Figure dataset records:
====
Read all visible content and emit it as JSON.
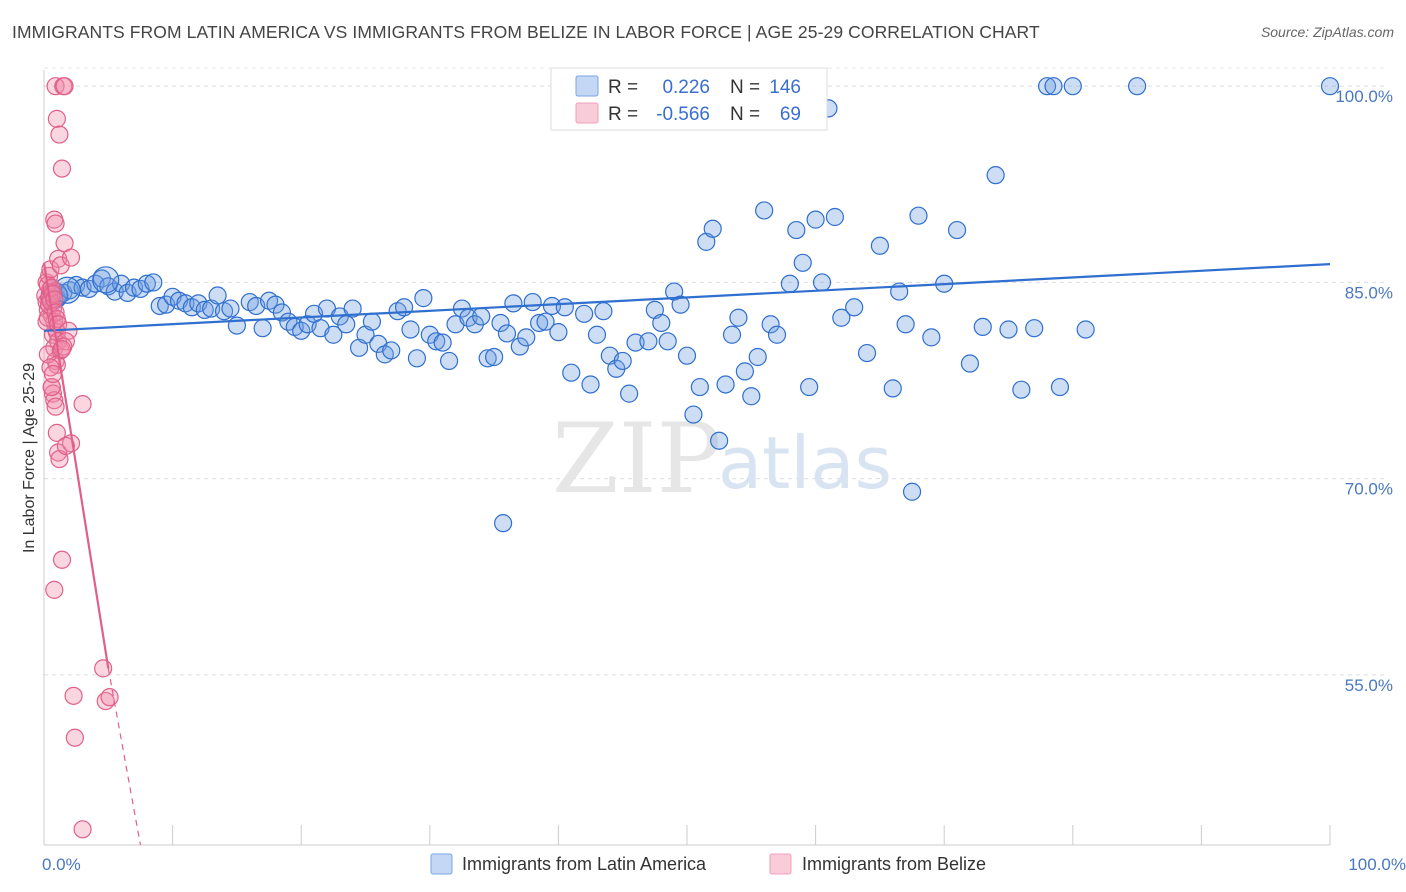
{
  "title": "IMMIGRANTS FROM LATIN AMERICA VS IMMIGRANTS FROM BELIZE IN LABOR FORCE | AGE 25-29 CORRELATION CHART",
  "source": "Source: ZipAtlas.com",
  "watermark": {
    "zip": "ZIP",
    "atlas": "atlas"
  },
  "colors": {
    "blue": "#6f9fe0",
    "blue_line": "#2f6fcf",
    "pink": "#f08aaa",
    "pink_line": "#e0608a"
  },
  "legend": {
    "r_label": "R =",
    "n_label": "N =",
    "blue": {
      "r": "0.226",
      "n": "146"
    },
    "pink": {
      "r": "-0.566",
      "n": "69"
    }
  },
  "chart_data": {
    "type": "scatter",
    "xlabel": "",
    "ylabel": "In Labor Force | Age 25-29",
    "xlim": [
      0,
      100
    ],
    "ylim": [
      42,
      102
    ],
    "x_tick_labels": [
      "0.0%",
      "100.0%"
    ],
    "y_ticks": [
      55,
      70,
      85,
      100
    ],
    "y_tick_labels": [
      "55.0%",
      "70.0%",
      "85.0%",
      "100.0%"
    ],
    "grid": true,
    "legend_position": "top-center",
    "series": [
      {
        "name": "Immigrants from Latin America",
        "color": "#6f9fe0",
        "trend": {
          "x": [
            0,
            100
          ],
          "y": [
            81.3,
            86.4
          ]
        },
        "points": [
          [
            1.0,
            83.8
          ],
          [
            1.2,
            84.0
          ],
          [
            1.5,
            84.2
          ],
          [
            2.0,
            84.4
          ],
          [
            2.5,
            84.8
          ],
          [
            3.0,
            84.6
          ],
          [
            3.5,
            84.5
          ],
          [
            4.0,
            84.9
          ],
          [
            4.5,
            85.3
          ],
          [
            5.0,
            84.7
          ],
          [
            5.5,
            84.3
          ],
          [
            6.0,
            84.9
          ],
          [
            6.5,
            84.2
          ],
          [
            7.0,
            84.6
          ],
          [
            7.5,
            84.5
          ],
          [
            8.0,
            84.9
          ],
          [
            8.5,
            85.0
          ],
          [
            9.0,
            83.2
          ],
          [
            9.5,
            83.3
          ],
          [
            10.0,
            83.9
          ],
          [
            10.5,
            83.6
          ],
          [
            11.0,
            83.4
          ],
          [
            11.5,
            83.1
          ],
          [
            12.0,
            83.4
          ],
          [
            12.5,
            82.9
          ],
          [
            13.0,
            83.0
          ],
          [
            13.5,
            84.0
          ],
          [
            14.0,
            82.8
          ],
          [
            14.5,
            83.0
          ],
          [
            15.0,
            81.7
          ],
          [
            16.0,
            83.5
          ],
          [
            16.5,
            83.2
          ],
          [
            17.0,
            81.5
          ],
          [
            17.5,
            83.6
          ],
          [
            18.0,
            83.3
          ],
          [
            18.5,
            82.7
          ],
          [
            19.0,
            82.0
          ],
          [
            19.5,
            81.6
          ],
          [
            20.0,
            81.3
          ],
          [
            20.5,
            81.8
          ],
          [
            21.0,
            82.6
          ],
          [
            21.5,
            81.5
          ],
          [
            22.0,
            83.0
          ],
          [
            22.5,
            81.0
          ],
          [
            23.0,
            82.4
          ],
          [
            23.5,
            81.8
          ],
          [
            24.0,
            83.0
          ],
          [
            24.5,
            80.0
          ],
          [
            25.0,
            81.0
          ],
          [
            25.5,
            82.0
          ],
          [
            26.0,
            80.3
          ],
          [
            26.5,
            79.5
          ],
          [
            27.0,
            79.8
          ],
          [
            27.5,
            82.8
          ],
          [
            28.0,
            83.1
          ],
          [
            28.5,
            81.4
          ],
          [
            29.0,
            79.2
          ],
          [
            29.5,
            83.8
          ],
          [
            30.0,
            81.0
          ],
          [
            30.5,
            80.5
          ],
          [
            31.0,
            80.4
          ],
          [
            31.5,
            79.0
          ],
          [
            32.0,
            81.8
          ],
          [
            32.5,
            83.0
          ],
          [
            33.0,
            82.3
          ],
          [
            33.5,
            81.8
          ],
          [
            34.0,
            82.4
          ],
          [
            34.5,
            79.2
          ],
          [
            35.0,
            79.3
          ],
          [
            35.5,
            81.9
          ],
          [
            36.0,
            81.1
          ],
          [
            36.5,
            83.4
          ],
          [
            37.0,
            80.1
          ],
          [
            37.5,
            80.8
          ],
          [
            38.0,
            83.5
          ],
          [
            38.5,
            81.9
          ],
          [
            39.0,
            82.0
          ],
          [
            39.5,
            83.2
          ],
          [
            40.0,
            81.2
          ],
          [
            40.5,
            83.1
          ],
          [
            41.0,
            78.1
          ],
          [
            42.0,
            82.6
          ],
          [
            42.5,
            77.2
          ],
          [
            43.0,
            81.0
          ],
          [
            43.5,
            82.8
          ],
          [
            44.0,
            79.4
          ],
          [
            44.5,
            78.4
          ],
          [
            45.0,
            79.0
          ],
          [
            45.5,
            76.5
          ],
          [
            46.0,
            80.4
          ],
          [
            47.0,
            80.5
          ],
          [
            47.5,
            82.9
          ],
          [
            48.0,
            81.9
          ],
          [
            48.5,
            80.5
          ],
          [
            49.0,
            84.3
          ],
          [
            49.5,
            83.3
          ],
          [
            50.0,
            79.4
          ],
          [
            50.5,
            74.9
          ],
          [
            51.0,
            77.0
          ],
          [
            51.5,
            88.1
          ],
          [
            52.0,
            89.1
          ],
          [
            52.5,
            72.9
          ],
          [
            53.0,
            77.2
          ],
          [
            53.5,
            81.0
          ],
          [
            54.0,
            82.3
          ],
          [
            54.5,
            78.2
          ],
          [
            55.0,
            76.3
          ],
          [
            55.5,
            79.3
          ],
          [
            56.0,
            90.5
          ],
          [
            56.5,
            81.8
          ],
          [
            57.0,
            81.0
          ],
          [
            57.5,
            100.0
          ],
          [
            58.0,
            84.9
          ],
          [
            58.5,
            89.0
          ],
          [
            59.0,
            86.5
          ],
          [
            59.5,
            77.0
          ],
          [
            60.0,
            89.8
          ],
          [
            60.5,
            85.0
          ],
          [
            61.0,
            98.3
          ],
          [
            61.5,
            90.0
          ],
          [
            62.0,
            82.3
          ],
          [
            63.0,
            83.1
          ],
          [
            64.0,
            79.6
          ],
          [
            65.0,
            87.8
          ],
          [
            66.0,
            76.9
          ],
          [
            66.5,
            84.3
          ],
          [
            67.0,
            81.8
          ],
          [
            67.5,
            69.0
          ],
          [
            68.0,
            90.1
          ],
          [
            69.0,
            80.8
          ],
          [
            70.0,
            84.9
          ],
          [
            71.0,
            89.0
          ],
          [
            72.0,
            78.8
          ],
          [
            73.0,
            81.6
          ],
          [
            74.0,
            93.2
          ],
          [
            75.0,
            81.4
          ],
          [
            76.0,
            76.8
          ],
          [
            77.0,
            81.5
          ],
          [
            78.0,
            100.0
          ],
          [
            78.5,
            100.0
          ],
          [
            79.0,
            77.0
          ],
          [
            80.0,
            100.0
          ],
          [
            81.0,
            81.4
          ],
          [
            85.0,
            100.0
          ],
          [
            100.0,
            100.0
          ],
          [
            35.7,
            66.6
          ]
        ]
      },
      {
        "name": "Immigrants from Belize",
        "color": "#f08aaa",
        "trend": {
          "x": [
            0,
            5
          ],
          "y": [
            86.5,
            55.5
          ]
        },
        "trend_dashed": {
          "x": [
            5,
            7.5
          ],
          "y": [
            55.5,
            42.0
          ]
        },
        "points": [
          [
            0.1,
            84.0
          ],
          [
            0.2,
            83.5
          ],
          [
            0.3,
            82.9
          ],
          [
            0.4,
            83.8
          ],
          [
            0.5,
            84.5
          ],
          [
            0.6,
            82.5
          ],
          [
            0.7,
            81.0
          ],
          [
            0.8,
            80.0
          ],
          [
            0.9,
            79.0
          ],
          [
            1.0,
            78.7
          ],
          [
            0.2,
            85.0
          ],
          [
            0.3,
            84.8
          ],
          [
            0.4,
            85.5
          ],
          [
            0.5,
            86.0
          ],
          [
            0.6,
            84.2
          ],
          [
            0.7,
            83.0
          ],
          [
            0.8,
            82.0
          ],
          [
            0.9,
            81.5
          ],
          [
            1.0,
            81.2
          ],
          [
            1.1,
            80.5
          ],
          [
            0.2,
            82.0
          ],
          [
            0.3,
            82.3
          ],
          [
            0.4,
            83.3
          ],
          [
            0.5,
            83.6
          ],
          [
            0.6,
            84.6
          ],
          [
            0.7,
            84.1
          ],
          [
            0.8,
            83.7
          ],
          [
            0.9,
            82.7
          ],
          [
            1.0,
            82.2
          ],
          [
            1.1,
            81.8
          ],
          [
            0.3,
            79.5
          ],
          [
            0.5,
            78.5
          ],
          [
            0.6,
            77.0
          ],
          [
            0.7,
            76.5
          ],
          [
            0.8,
            76.0
          ],
          [
            0.9,
            75.5
          ],
          [
            1.0,
            73.5
          ],
          [
            1.1,
            72.0
          ],
          [
            1.2,
            71.5
          ],
          [
            1.3,
            79.8
          ],
          [
            0.9,
            100.0
          ],
          [
            1.5,
            100.0
          ],
          [
            1.6,
            100.0
          ],
          [
            1.0,
            97.5
          ],
          [
            1.2,
            96.3
          ],
          [
            1.4,
            93.7
          ],
          [
            0.8,
            89.8
          ],
          [
            0.9,
            89.5
          ],
          [
            1.1,
            86.8
          ],
          [
            1.3,
            86.3
          ],
          [
            1.6,
            88.0
          ],
          [
            2.1,
            86.9
          ],
          [
            1.9,
            81.3
          ],
          [
            1.7,
            80.5
          ],
          [
            1.5,
            80.1
          ],
          [
            1.4,
            79.9
          ],
          [
            2.1,
            72.7
          ],
          [
            1.7,
            72.5
          ],
          [
            3.0,
            75.7
          ],
          [
            0.8,
            61.5
          ],
          [
            1.4,
            63.8
          ],
          [
            4.6,
            55.5
          ],
          [
            4.8,
            53.0
          ],
          [
            5.1,
            53.3
          ],
          [
            2.3,
            53.4
          ],
          [
            2.4,
            50.2
          ],
          [
            3.0,
            43.2
          ],
          [
            0.6,
            77.0
          ],
          [
            0.7,
            78.0
          ]
        ]
      }
    ]
  }
}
====
Report how many lines in the records hold the word "name", giving the number and nothing else.

2